> _Description of the task_
Take every line that has the string "feliz" and copy it out.

(Stored data)
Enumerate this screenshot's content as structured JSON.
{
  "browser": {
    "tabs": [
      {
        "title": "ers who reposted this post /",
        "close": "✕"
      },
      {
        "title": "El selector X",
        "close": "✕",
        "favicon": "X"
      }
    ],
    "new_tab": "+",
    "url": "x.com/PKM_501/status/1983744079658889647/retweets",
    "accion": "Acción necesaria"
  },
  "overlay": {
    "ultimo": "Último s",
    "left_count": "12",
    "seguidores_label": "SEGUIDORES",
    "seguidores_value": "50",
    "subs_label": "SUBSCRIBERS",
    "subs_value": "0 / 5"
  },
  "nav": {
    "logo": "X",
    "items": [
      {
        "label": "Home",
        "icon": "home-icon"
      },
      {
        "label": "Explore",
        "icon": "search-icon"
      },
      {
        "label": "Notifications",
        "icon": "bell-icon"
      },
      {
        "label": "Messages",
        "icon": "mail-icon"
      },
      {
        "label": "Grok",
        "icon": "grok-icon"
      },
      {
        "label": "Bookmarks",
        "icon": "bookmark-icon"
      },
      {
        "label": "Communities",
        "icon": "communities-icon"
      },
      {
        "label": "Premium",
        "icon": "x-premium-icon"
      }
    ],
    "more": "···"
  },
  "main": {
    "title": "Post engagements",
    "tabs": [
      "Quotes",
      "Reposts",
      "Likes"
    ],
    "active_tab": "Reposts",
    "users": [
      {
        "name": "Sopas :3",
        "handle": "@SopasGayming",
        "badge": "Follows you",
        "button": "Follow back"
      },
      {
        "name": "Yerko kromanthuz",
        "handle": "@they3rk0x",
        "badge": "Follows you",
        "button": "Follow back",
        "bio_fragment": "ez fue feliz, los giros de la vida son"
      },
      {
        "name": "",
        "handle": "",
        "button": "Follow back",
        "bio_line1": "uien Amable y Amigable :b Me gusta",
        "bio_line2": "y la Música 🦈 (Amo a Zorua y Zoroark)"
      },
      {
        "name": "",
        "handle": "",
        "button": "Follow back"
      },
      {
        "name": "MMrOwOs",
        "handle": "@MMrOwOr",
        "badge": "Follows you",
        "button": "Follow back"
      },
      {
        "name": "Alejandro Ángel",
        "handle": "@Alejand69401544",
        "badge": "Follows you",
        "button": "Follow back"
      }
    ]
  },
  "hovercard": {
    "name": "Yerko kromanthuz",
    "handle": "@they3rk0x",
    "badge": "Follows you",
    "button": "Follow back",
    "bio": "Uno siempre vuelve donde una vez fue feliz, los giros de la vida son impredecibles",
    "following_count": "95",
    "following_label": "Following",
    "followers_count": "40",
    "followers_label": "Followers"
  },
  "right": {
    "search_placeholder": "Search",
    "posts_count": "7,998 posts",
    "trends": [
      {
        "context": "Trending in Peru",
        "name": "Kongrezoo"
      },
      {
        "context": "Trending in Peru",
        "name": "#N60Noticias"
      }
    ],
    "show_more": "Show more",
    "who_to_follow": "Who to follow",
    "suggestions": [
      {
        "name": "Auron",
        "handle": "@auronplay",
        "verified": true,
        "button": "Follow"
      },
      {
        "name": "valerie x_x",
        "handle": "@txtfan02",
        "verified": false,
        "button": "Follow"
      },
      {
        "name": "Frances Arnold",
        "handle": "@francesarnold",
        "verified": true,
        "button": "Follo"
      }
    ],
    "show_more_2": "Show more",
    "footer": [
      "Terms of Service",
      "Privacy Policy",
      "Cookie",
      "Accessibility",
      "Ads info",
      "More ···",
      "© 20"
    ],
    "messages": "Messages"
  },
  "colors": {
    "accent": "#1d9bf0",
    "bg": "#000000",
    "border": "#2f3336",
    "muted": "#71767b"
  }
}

> _Solution for this task_
        "bio_fragment": "ez fue feliz, los giros de la vida son"
    "bio": "Uno siempre vuelve donde una vez fue feliz, los giros de la vida son impredecibles",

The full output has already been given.